What you have to do:
Output every line exactly as written. Leave out pictures.

Records for processing:
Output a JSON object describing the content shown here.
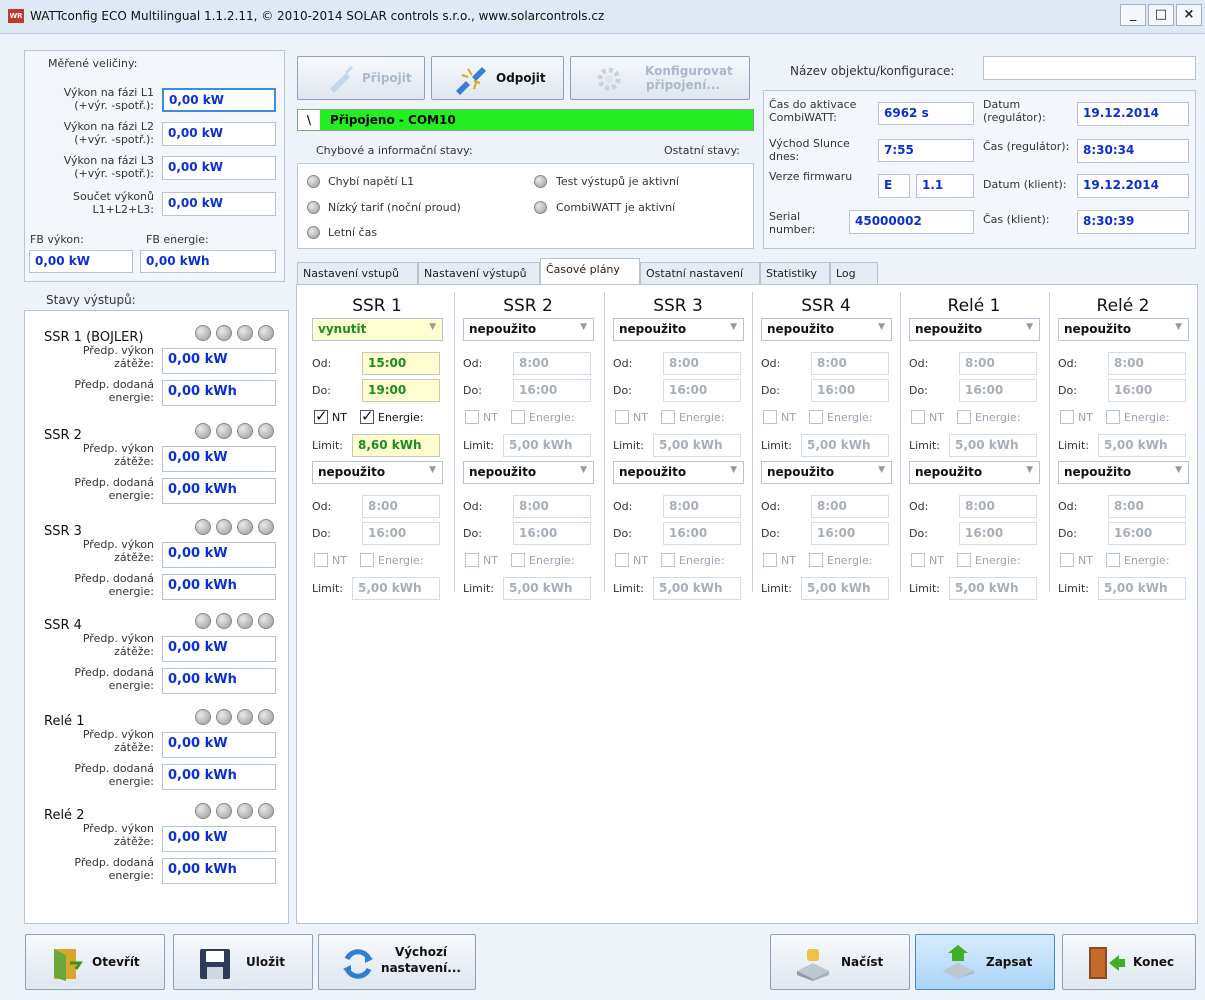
{
  "window": {
    "title": "WATTconfig ECO Multilingual 1.1.2.11, © 2010-2014 SOLAR controls s.r.o., www.solarcontrols.cz",
    "icon_text": "WR",
    "minimize": "_",
    "maximize": "□",
    "close": "×"
  },
  "measured": {
    "heading": "Měřené veličiny:",
    "rows": [
      {
        "label1": "Výkon na fázi L1",
        "label2": "(+výr. -spotř.):",
        "value": "0,00 kW"
      },
      {
        "label1": "Výkon na fázi L2",
        "label2": "(+výr. -spotř.):",
        "value": "0,00 kW"
      },
      {
        "label1": "Výkon na fázi L3",
        "label2": "(+výr. -spotř.):",
        "value": "0,00 kW"
      },
      {
        "label1": "Součet výkonů",
        "label2": "L1+L2+L3:",
        "value": "0,00 kW"
      }
    ],
    "fb_power_label": "FB výkon:",
    "fb_energy_label": "FB energie:",
    "fb_power_value": "0,00 kW",
    "fb_energy_value": "0,00 kWh"
  },
  "connection": {
    "connect_label": "Připojit",
    "disconnect_label": "Odpojit",
    "configure_label1": "Konfigurovat",
    "configure_label2": "připojení...",
    "status_spinner": "\\",
    "status_text": "Připojeno - COM10",
    "status_color": "#22ee22"
  },
  "states": {
    "errors_heading": "Chybové a informační stavy:",
    "other_heading": "Ostatní stavy:",
    "items": [
      "Chybí napětí L1",
      "Nízký tarif (noční proud)",
      "Letní čas",
      "Test výstupů je aktivní",
      "CombiWATT je aktivní"
    ]
  },
  "object": {
    "name_label": "Název objektu/konfigurace:",
    "name_value": "",
    "combiwatt_label1": "Čas do aktivace",
    "combiwatt_label2": "CombiWATT:",
    "combiwatt_value": "6962 s",
    "sunrise_label1": "Východ Slunce",
    "sunrise_label2": "dnes:",
    "sunrise_value": "7:55",
    "fw_label": "Verze firmwaru",
    "fw_value1": "E",
    "fw_value2": "1.1",
    "serial_label1": "Serial",
    "serial_label2": "number:",
    "serial_value": "45000002",
    "date_reg_label1": "Datum",
    "date_reg_label2": "(regulátor):",
    "date_reg_value": "19.12.2014",
    "time_reg_label": "Čas (regulátor):",
    "time_reg_value": "8:30:34",
    "date_client_label": "Datum (klient):",
    "date_client_value": "19.12.2014",
    "time_client_label": "Čas (klient):",
    "time_client_value": "8:30:39"
  },
  "outputs": {
    "heading": "Stavy výstupů:",
    "power_label1": "Předp. výkon",
    "power_label2": "zátěže:",
    "energy_label1": "Předp. dodaná",
    "energy_label2": "energie:",
    "items": [
      {
        "name": "SSR 1 (BOJLER)",
        "power": "0,00 kW",
        "energy": "0,00 kWh"
      },
      {
        "name": "SSR 2",
        "power": "0,00 kW",
        "energy": "0,00 kWh"
      },
      {
        "name": "SSR 3",
        "power": "0,00 kW",
        "energy": "0,00 kWh"
      },
      {
        "name": "SSR 4",
        "power": "0,00 kW",
        "energy": "0,00 kWh"
      },
      {
        "name": "Relé 1",
        "power": "0,00 kW",
        "energy": "0,00 kWh"
      },
      {
        "name": "Relé 2",
        "power": "0,00 kW",
        "energy": "0,00 kWh"
      }
    ]
  },
  "tabs": [
    "Nastavení vstupů",
    "Nastavení výstupů",
    "Časové plány",
    "Ostatní nastavení",
    "Statistiky",
    "Log"
  ],
  "active_tab": "Časové plány",
  "schedule": {
    "from_label": "Od:",
    "to_label": "Do:",
    "nt_label": "NT",
    "energy_label": "Energie:",
    "limit_label": "Limit:",
    "columns": [
      {
        "title": "SSR 1",
        "plans": [
          {
            "mode": "vynutit",
            "from": "15:00",
            "to": "19:00",
            "nt": true,
            "energy": true,
            "limit": "8,60 kWh",
            "active": true
          },
          {
            "mode": "nepoužito",
            "from": "8:00",
            "to": "16:00",
            "nt": false,
            "energy": false,
            "limit": "5,00 kWh",
            "active": false
          }
        ]
      },
      {
        "title": "SSR 2",
        "plans": [
          {
            "mode": "nepoužito",
            "from": "8:00",
            "to": "16:00",
            "nt": false,
            "energy": false,
            "limit": "5,00 kWh",
            "active": false
          },
          {
            "mode": "nepoužito",
            "from": "8:00",
            "to": "16:00",
            "nt": false,
            "energy": false,
            "limit": "5,00 kWh",
            "active": false
          }
        ]
      },
      {
        "title": "SSR 3",
        "plans": [
          {
            "mode": "nepoužito",
            "from": "8:00",
            "to": "16:00",
            "nt": false,
            "energy": false,
            "limit": "5,00 kWh",
            "active": false
          },
          {
            "mode": "nepoužito",
            "from": "8:00",
            "to": "16:00",
            "nt": false,
            "energy": false,
            "limit": "5,00 kWh",
            "active": false
          }
        ]
      },
      {
        "title": "SSR 4",
        "plans": [
          {
            "mode": "nepoužito",
            "from": "8:00",
            "to": "16:00",
            "nt": false,
            "energy": false,
            "limit": "5,00 kWh",
            "active": false
          },
          {
            "mode": "nepoužito",
            "from": "8:00",
            "to": "16:00",
            "nt": false,
            "energy": false,
            "limit": "5,00 kWh",
            "active": false
          }
        ]
      },
      {
        "title": "Relé 1",
        "plans": [
          {
            "mode": "nepoužito",
            "from": "8:00",
            "to": "16:00",
            "nt": false,
            "energy": false,
            "limit": "5,00 kWh",
            "active": false
          },
          {
            "mode": "nepoužito",
            "from": "8:00",
            "to": "16:00",
            "nt": false,
            "energy": false,
            "limit": "5,00 kWh",
            "active": false
          }
        ]
      },
      {
        "title": "Relé 2",
        "plans": [
          {
            "mode": "nepoužito",
            "from": "8:00",
            "to": "16:00",
            "nt": false,
            "energy": false,
            "limit": "5,00 kWh",
            "active": false
          },
          {
            "mode": "nepoužito",
            "from": "8:00",
            "to": "16:00",
            "nt": false,
            "energy": false,
            "limit": "5,00 kWh",
            "active": false
          }
        ]
      }
    ]
  },
  "footer": {
    "open_label": "Otevřít",
    "save_label": "Uložit",
    "defaults_label1": "Výchozí",
    "defaults_label2": "nastavení...",
    "load_label": "Načíst",
    "write_label": "Zapsat",
    "exit_label": "Konec"
  },
  "colors": {
    "value_blue": "#0b2fd6",
    "active_green": "#1d8c1d",
    "active_field_bg": "#fdfdd0",
    "write_button_bg": "#bfe0fb"
  }
}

Reply:
Output a JSON object describing the content shown here.
{
  "window": {
    "title": "WATTconfig ECO Multilingual 1.1.2.11, © 2010-2014 SOLAR controls s.r.o., www.solarcontrols.cz",
    "icon_text": "WR",
    "minimize": "_",
    "maximize": "□",
    "close": "×"
  },
  "measured": {
    "heading": "Měřené veličiny:",
    "rows": [
      {
        "label1": "Výkon na fázi L1",
        "label2": "(+výr. -spotř.):",
        "value": "0,00 kW"
      },
      {
        "label1": "Výkon na fázi L2",
        "label2": "(+výr. -spotř.):",
        "value": "0,00 kW"
      },
      {
        "label1": "Výkon na fázi L3",
        "label2": "(+výr. -spotř.):",
        "value": "0,00 kW"
      },
      {
        "label1": "Součet výkonů",
        "label2": "L1+L2+L3:",
        "value": "0,00 kW"
      }
    ],
    "fb_power_label": "FB výkon:",
    "fb_energy_label": "FB energie:",
    "fb_power_value": "0,00 kW",
    "fb_energy_value": "0,00 kWh"
  },
  "connection": {
    "connect_label": "Připojit",
    "disconnect_label": "Odpojit",
    "configure_label1": "Konfigurovat",
    "configure_label2": "připojení...",
    "status_spinner": "\\",
    "status_text": "Připojeno - COM10",
    "status_color": "#22ee22"
  },
  "states": {
    "errors_heading": "Chybové a informační stavy:",
    "other_heading": "Ostatní stavy:",
    "items": [
      "Chybí napětí L1",
      "Nízký tarif (noční proud)",
      "Letní čas",
      "Test výstupů je aktivní",
      "CombiWATT je aktivní"
    ]
  },
  "object": {
    "name_label": "Název objektu/konfigurace:",
    "name_value": "",
    "combiwatt_label1": "Čas do aktivace",
    "combiwatt_label2": "CombiWATT:",
    "combiwatt_value": "6962 s",
    "sunrise_label1": "Východ Slunce",
    "sunrise_label2": "dnes:",
    "sunrise_value": "7:55",
    "fw_label": "Verze firmwaru",
    "fw_value1": "E",
    "fw_value2": "1.1",
    "serial_label1": "Serial",
    "serial_label2": "number:",
    "serial_value": "45000002",
    "date_reg_label1": "Datum",
    "date_reg_label2": "(regulátor):",
    "date_reg_value": "19.12.2014",
    "time_reg_label": "Čas (regulátor):",
    "time_reg_value": "8:30:34",
    "date_client_label": "Datum (klient):",
    "date_client_value": "19.12.2014",
    "time_client_label": "Čas (klient):",
    "time_client_value": "8:30:39"
  },
  "outputs": {
    "heading": "Stavy výstupů:",
    "power_label1": "Předp. výkon",
    "power_label2": "zátěže:",
    "energy_label1": "Předp. dodaná",
    "energy_label2": "energie:",
    "items": [
      {
        "name": "SSR 1 (BOJLER)",
        "power": "0,00 kW",
        "energy": "0,00 kWh"
      },
      {
        "name": "SSR 2",
        "power": "0,00 kW",
        "energy": "0,00 kWh"
      },
      {
        "name": "SSR 3",
        "power": "0,00 kW",
        "energy": "0,00 kWh"
      },
      {
        "name": "SSR 4",
        "power": "0,00 kW",
        "energy": "0,00 kWh"
      },
      {
        "name": "Relé 1",
        "power": "0,00 kW",
        "energy": "0,00 kWh"
      },
      {
        "name": "Relé 2",
        "power": "0,00 kW",
        "energy": "0,00 kWh"
      }
    ]
  },
  "tabs": [
    "Nastavení vstupů",
    "Nastavení výstupů",
    "Časové plány",
    "Ostatní nastavení",
    "Statistiky",
    "Log"
  ],
  "active_tab": "Časové plány",
  "schedule": {
    "from_label": "Od:",
    "to_label": "Do:",
    "nt_label": "NT",
    "energy_label": "Energie:",
    "limit_label": "Limit:",
    "columns": [
      {
        "title": "SSR 1",
        "plans": [
          {
            "mode": "vynutit",
            "from": "15:00",
            "to": "19:00",
            "nt": true,
            "energy": true,
            "limit": "8,60 kWh",
            "active": true
          },
          {
            "mode": "nepoužito",
            "from": "8:00",
            "to": "16:00",
            "nt": false,
            "energy": false,
            "limit": "5,00 kWh",
            "active": false
          }
        ]
      },
      {
        "title": "SSR 2",
        "plans": [
          {
            "mode": "nepoužito",
            "from": "8:00",
            "to": "16:00",
            "nt": false,
            "energy": false,
            "limit": "5,00 kWh",
            "active": false
          },
          {
            "mode": "nepoužito",
            "from": "8:00",
            "to": "16:00",
            "nt": false,
            "energy": false,
            "limit": "5,00 kWh",
            "active": false
          }
        ]
      },
      {
        "title": "SSR 3",
        "plans": [
          {
            "mode": "nepoužito",
            "from": "8:00",
            "to": "16:00",
            "nt": false,
            "energy": false,
            "limit": "5,00 kWh",
            "active": false
          },
          {
            "mode": "nepoužito",
            "from": "8:00",
            "to": "16:00",
            "nt": false,
            "energy": false,
            "limit": "5,00 kWh",
            "active": false
          }
        ]
      },
      {
        "title": "SSR 4",
        "plans": [
          {
            "mode": "nepoužito",
            "from": "8:00",
            "to": "16:00",
            "nt": false,
            "energy": false,
            "limit": "5,00 kWh",
            "active": false
          },
          {
            "mode": "nepoužito",
            "from": "8:00",
            "to": "16:00",
            "nt": false,
            "energy": false,
            "limit": "5,00 kWh",
            "active": false
          }
        ]
      },
      {
        "title": "Relé 1",
        "plans": [
          {
            "mode": "nepoužito",
            "from": "8:00",
            "to": "16:00",
            "nt": false,
            "energy": false,
            "limit": "5,00 kWh",
            "active": false
          },
          {
            "mode": "nepoužito",
            "from": "8:00",
            "to": "16:00",
            "nt": false,
            "energy": false,
            "limit": "5,00 kWh",
            "active": false
          }
        ]
      },
      {
        "title": "Relé 2",
        "plans": [
          {
            "mode": "nepoužito",
            "from": "8:00",
            "to": "16:00",
            "nt": false,
            "energy": false,
            "limit": "5,00 kWh",
            "active": false
          },
          {
            "mode": "nepoužito",
            "from": "8:00",
            "to": "16:00",
            "nt": false,
            "energy": false,
            "limit": "5,00 kWh",
            "active": false
          }
        ]
      }
    ]
  },
  "footer": {
    "open_label": "Otevřít",
    "save_label": "Uložit",
    "defaults_label1": "Výchozí",
    "defaults_label2": "nastavení...",
    "load_label": "Načíst",
    "write_label": "Zapsat",
    "exit_label": "Konec"
  },
  "colors": {
    "value_blue": "#0b2fd6",
    "active_green": "#1d8c1d",
    "active_field_bg": "#fdfdd0",
    "write_button_bg": "#bfe0fb"
  }
}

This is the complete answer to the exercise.